# REQUIRED TASK
Read the listing and extract each line that includes the word "H₂SO₄".

-- Begin --

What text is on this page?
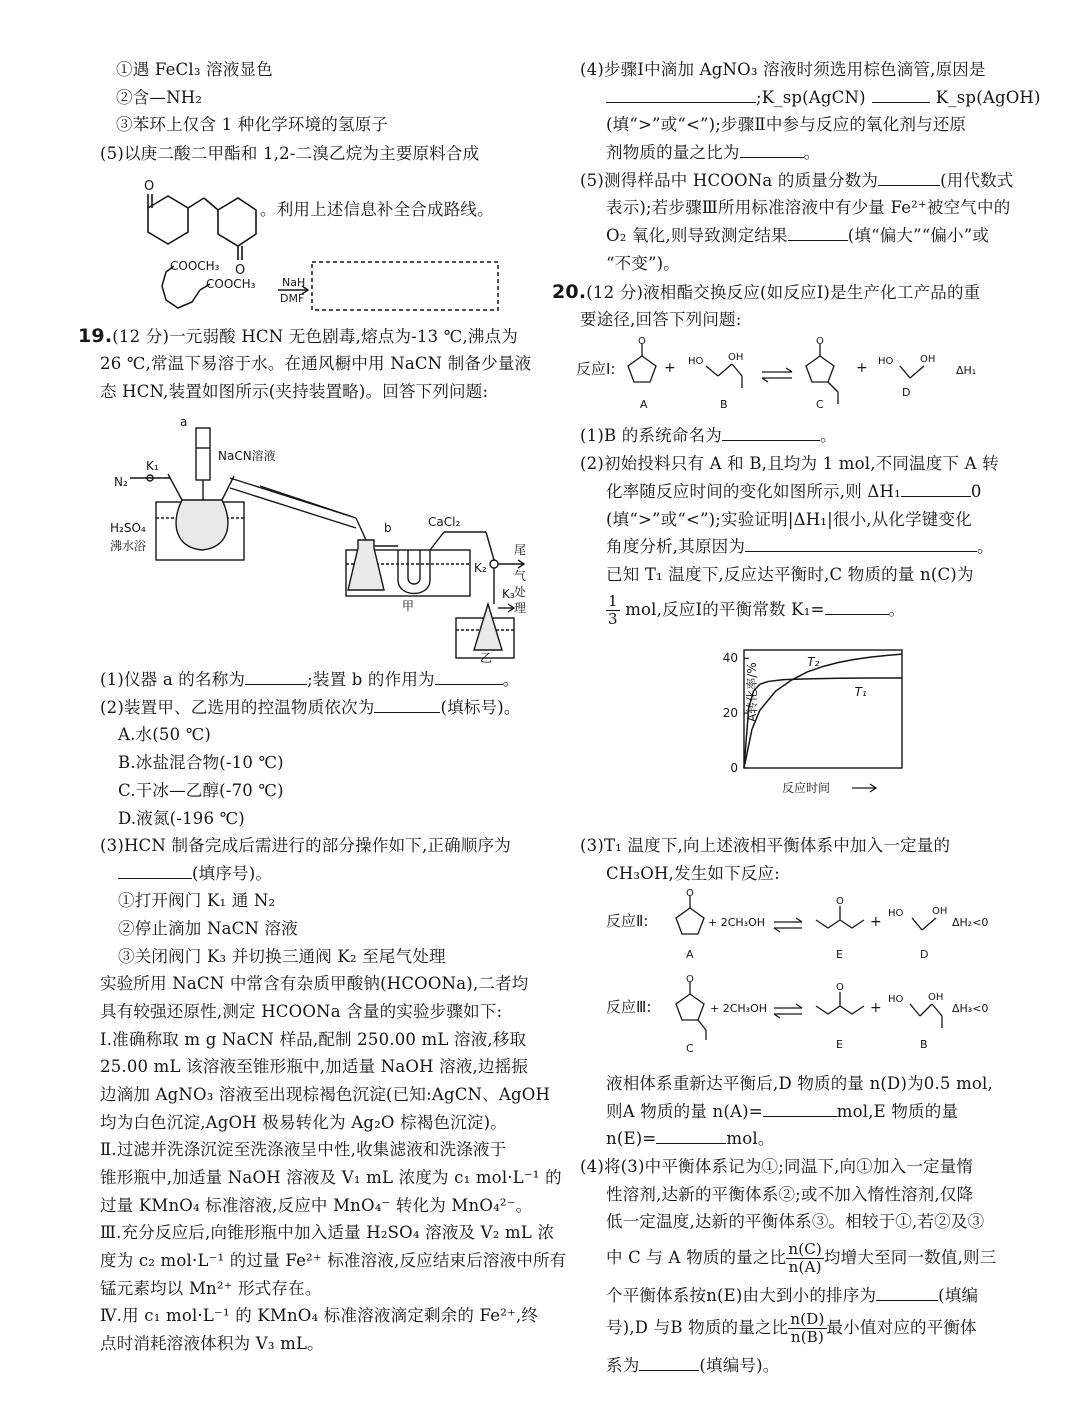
①遇 FeCl₃ 溶液显色
②含—NH₂
③苯环上仅含 1 种化学环境的氢原子
(5)以庚二酸二甲酯和 1,2-二溴乙烷为主要原料合成
O
O
。利用上述信息补全合成路线。
COOCH₃
COOCH₃ NaH
DMF
19.(12 分)一元弱酸 HCN 无色剧毒,熔点为-13 ℃,沸点为
26 ℃,常温下易溶于水。在通风橱中用 NaCN 制备少量液
态 HCN,装置如图所示(夹持装置略)。回答下列问题:
a
NaCN溶液
K₁
N₂
H₂SO₄
沸水浴
b	CaCl₂
K₂
K₃
甲
乙
尾
气
处
理
(1)仪器 a 的名称为	;装置 b 的作用为	。
(2)装置甲、乙选用的控温物质依次为	(填标号)。
A.水(50 ℃)
B.冰盐混合物(-10 ℃)
C.干冰—乙醇(-70 ℃)
D.液氮(-196 ℃)
(3)HCN 制备完成后需进行的部分操作如下,正确顺序为
(填序号)。
①打开阀门 K₁ 通 N₂
②停止滴加 NaCN 溶液
③关闭阀门 K₃ 并切换三通阀 K₂ 至尾气处理
实验所用 NaCN 中常含有杂质甲酸钠(HCOONa),二者均
具有较强还原性,测定 HCOONa 含量的实验步骤如下:
Ⅰ.准确称取 m g NaCN 样品,配制 250.00 mL 溶液,移取
25.00 mL 该溶液至锥形瓶中,加适量 NaOH 溶液,边摇振
边滴加 AgNO₃ 溶液至出现棕褐色沉淀(已知:AgCN、AgOH
均为白色沉淀,AgOH 极易转化为 Ag₂O 棕褐色沉淀)。
Ⅱ.过滤并洗涤沉淀至洗涤液呈中性,收集滤液和洗涤液于
锥形瓶中,加适量 NaOH 溶液及 V₁ mL 浓度为 c₁ mol·L⁻¹ 的
过量 KMnO₄ 标准溶液,反应中 MnO₄⁻ 转化为 MnO₄²⁻。
Ⅲ.充分反应后,向锥形瓶中加入适量 H₂SO₄ 溶液及 V₂ mL 浓
度为 c₂ mol·L⁻¹ 的过量 Fe²⁺ 标准溶液,反应结束后溶液中所有
锰元素均以 Mn²⁺ 形式存在。
Ⅳ.用 c₁ mol·L⁻¹ 的 KMnO₄ 标准溶液滴定剩余的 Fe²⁺,终
点时消耗溶液体积为 V₃ mL。
(4)步骤Ⅰ中滴加 AgNO₃ 溶液时须选用棕色滴管,原因是
;K_sp(AgCN)	K_sp(AgOH)
(填“>”或“<”);步骤Ⅱ中参与反应的氧化剂与还原
剂物质的量之比为	。
(5)测得样品中 HCOONa 的质量分数为	(用代数式
表示);若步骤Ⅲ所用标准溶液中有少量 Fe²⁺被空气中的
O₂ 氧化,则导致测定结果	(填“偏大”“偏小”或
“不变”)。
20.(12 分)液相酯交换反应(如反应Ⅰ)是生产化工产品的重
要途径,回答下列问题:
反应Ⅰ:
O
+ HO OH
O
+ HO	OH
A	B	C
D
ΔH₁
(1)B 的系统命名为	。
(2)初始投料只有 A 和 B,且均为 1 mol,不同温度下 A 转
化率随反应时间的变化如图所示,则 ΔH₁	0
(填“>”或“<”);实验证明|ΔH₁|很小,从化学键变化
角度分析,其原因为	。
已知 T₁ 温度下,反应达平衡时,C 物质的量 n(C)为
$\frac{1}{3}$ mol,反应Ⅰ的平衡常数 K₁=	。
0
20
40	T₂
T₁
A转化率/%
反应时间
(3)T₁ 温度下,向上述液相平衡体系中加入一定量的
CH₃OH,发生如下反应:
反应Ⅱ:
O
+ 2CH₃OH
O
+
HO	OH
A	E	D
ΔH₂<0
反应Ⅲ:
O
+ 2CH₃OH
O
+
HO OH
C	E	B
ΔH₃<0
液相体系重新达平衡后,D 物质的量 n(D)为0.5 mol,
则A 物质的量 n(A)=	mol,E 物质的量
n(E)=	mol。
(4)将(3)中平衡体系记为①;同温下,向①加入一定量惰
性溶剂,达新的平衡体系②;或不加入惰性溶剂,仅降
低一定温度,达新的平衡体系③。相较于①,若②及③
中 C 与 A 物质的量之比 $\frac{n(C)}{n(A)}$ 均增大至同一数值,则三
个平衡体系按n(E)由大到小的排序为	(填编
号),D 与B 物质的量之比 $\frac{n(D)}{n(B)}$ 最小值对应的平衡体
系为	(填编号)。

-- End --

# RESULT FOR THIS TASK
H₂SO₄
Ⅲ.充分反应后,向锥形瓶中加入适量 H₂SO₄ 溶液及 V₂ mL 浓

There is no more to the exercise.